◆ INPUT MATERIAL
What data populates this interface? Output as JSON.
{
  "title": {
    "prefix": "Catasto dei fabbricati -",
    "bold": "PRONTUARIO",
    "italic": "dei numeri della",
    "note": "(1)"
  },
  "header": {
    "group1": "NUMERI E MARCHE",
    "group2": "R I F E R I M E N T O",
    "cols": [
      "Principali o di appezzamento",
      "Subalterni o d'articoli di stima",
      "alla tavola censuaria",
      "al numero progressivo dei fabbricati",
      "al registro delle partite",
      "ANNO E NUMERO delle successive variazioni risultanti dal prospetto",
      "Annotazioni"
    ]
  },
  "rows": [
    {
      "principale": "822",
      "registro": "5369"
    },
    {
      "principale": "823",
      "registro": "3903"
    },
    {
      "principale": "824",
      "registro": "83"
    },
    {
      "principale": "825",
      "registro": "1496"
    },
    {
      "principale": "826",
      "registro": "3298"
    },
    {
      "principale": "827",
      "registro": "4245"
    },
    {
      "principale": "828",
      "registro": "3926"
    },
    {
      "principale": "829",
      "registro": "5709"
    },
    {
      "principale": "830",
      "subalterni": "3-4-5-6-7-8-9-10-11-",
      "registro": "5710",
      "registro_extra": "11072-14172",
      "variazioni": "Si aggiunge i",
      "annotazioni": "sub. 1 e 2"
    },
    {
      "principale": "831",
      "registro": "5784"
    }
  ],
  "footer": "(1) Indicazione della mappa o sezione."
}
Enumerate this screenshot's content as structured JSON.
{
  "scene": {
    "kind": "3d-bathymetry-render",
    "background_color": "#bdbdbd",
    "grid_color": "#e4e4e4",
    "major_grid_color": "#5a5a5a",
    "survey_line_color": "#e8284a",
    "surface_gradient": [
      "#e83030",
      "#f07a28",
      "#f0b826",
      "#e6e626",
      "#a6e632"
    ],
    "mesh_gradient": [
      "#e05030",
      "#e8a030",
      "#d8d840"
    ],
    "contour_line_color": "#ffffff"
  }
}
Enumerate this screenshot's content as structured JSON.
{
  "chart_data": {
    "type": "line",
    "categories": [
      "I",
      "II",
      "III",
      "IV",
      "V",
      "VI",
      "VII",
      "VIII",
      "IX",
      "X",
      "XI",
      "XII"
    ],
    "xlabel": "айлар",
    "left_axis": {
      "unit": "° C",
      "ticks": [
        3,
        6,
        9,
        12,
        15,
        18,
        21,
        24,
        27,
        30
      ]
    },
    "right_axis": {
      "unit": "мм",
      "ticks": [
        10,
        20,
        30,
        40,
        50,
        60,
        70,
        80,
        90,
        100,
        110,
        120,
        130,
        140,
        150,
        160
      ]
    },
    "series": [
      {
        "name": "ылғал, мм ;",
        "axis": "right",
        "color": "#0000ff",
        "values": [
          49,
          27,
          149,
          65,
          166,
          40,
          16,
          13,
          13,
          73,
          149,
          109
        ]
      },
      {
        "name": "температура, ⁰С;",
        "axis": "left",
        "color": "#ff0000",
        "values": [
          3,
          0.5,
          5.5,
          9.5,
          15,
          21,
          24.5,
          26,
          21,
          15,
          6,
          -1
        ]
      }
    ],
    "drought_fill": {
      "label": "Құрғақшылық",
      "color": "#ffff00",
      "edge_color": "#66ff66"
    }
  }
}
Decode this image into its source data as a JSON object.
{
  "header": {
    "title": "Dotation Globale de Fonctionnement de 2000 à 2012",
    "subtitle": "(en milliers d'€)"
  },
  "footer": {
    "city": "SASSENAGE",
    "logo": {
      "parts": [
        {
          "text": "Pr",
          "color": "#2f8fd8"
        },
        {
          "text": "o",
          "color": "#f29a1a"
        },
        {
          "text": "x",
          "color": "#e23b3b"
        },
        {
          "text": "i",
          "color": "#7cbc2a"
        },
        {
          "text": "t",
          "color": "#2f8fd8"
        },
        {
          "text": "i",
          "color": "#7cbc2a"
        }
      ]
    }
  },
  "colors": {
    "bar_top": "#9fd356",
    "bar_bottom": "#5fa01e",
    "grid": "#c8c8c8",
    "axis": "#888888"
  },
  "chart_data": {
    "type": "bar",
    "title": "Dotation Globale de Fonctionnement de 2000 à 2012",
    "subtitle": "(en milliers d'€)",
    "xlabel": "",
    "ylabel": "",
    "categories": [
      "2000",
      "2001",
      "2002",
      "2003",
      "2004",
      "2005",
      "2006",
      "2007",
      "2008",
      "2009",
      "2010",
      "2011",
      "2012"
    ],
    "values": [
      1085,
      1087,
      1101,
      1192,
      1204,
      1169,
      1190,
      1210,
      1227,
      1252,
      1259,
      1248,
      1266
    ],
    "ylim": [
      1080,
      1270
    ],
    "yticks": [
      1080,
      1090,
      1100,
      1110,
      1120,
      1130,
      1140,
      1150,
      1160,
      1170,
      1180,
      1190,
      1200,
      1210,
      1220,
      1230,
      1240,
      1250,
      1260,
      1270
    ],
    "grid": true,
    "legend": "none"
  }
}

◆ GIVEN INSTRUCTION
Check each line of the records for the word "variazioni", and show the lines that contain it.

◆ OUTPUT
      "ANNO E NUMERO delle successive variazioni risultanti dal prospetto",
      "variazioni": "Si aggiunge i",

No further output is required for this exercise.